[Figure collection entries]
------------------------------------------------

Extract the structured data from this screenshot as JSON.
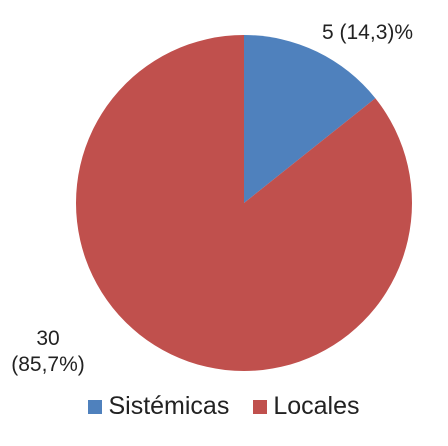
{
  "chart_data": {
    "type": "pie",
    "categories": [
      "Sistémicas",
      "Locales"
    ],
    "values": [
      5,
      30
    ],
    "value_labels": [
      "5 (14,3)%",
      "30 (85,7%)"
    ],
    "colors": [
      "#4f81bd",
      "#c0504d"
    ],
    "legend": "bottom"
  }
}
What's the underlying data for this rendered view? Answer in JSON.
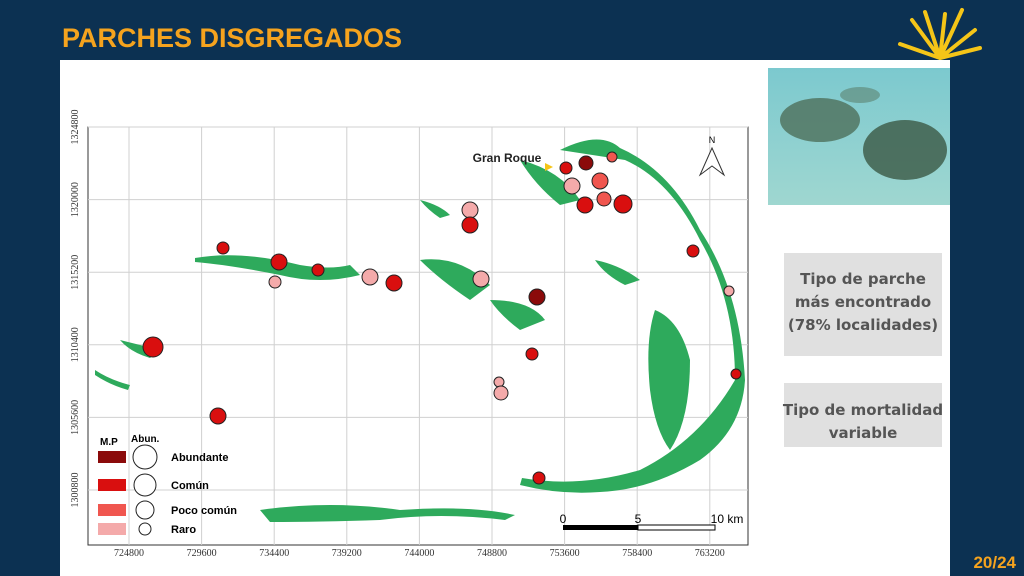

------------------------------------------------

The pictures should not appear in the copy; every other part of the records above must be returned exactly.

Extract the structured data from this screenshot as JSON.
{
  "chart_data": {
    "type": "pie",
    "categories": [
      "Sistémicas",
      "Locales"
    ],
    "values": [
      5,
      30
    ],
    "value_labels": [
      "5 (14,3)%",
      "30 (85,7%)"
    ],
    "colors": [
      "#4f81bd",
      "#c0504d"
    ],
    "legend": "bottom"
  }
}
What's the underlying data for this rendered view? Answer in JSON.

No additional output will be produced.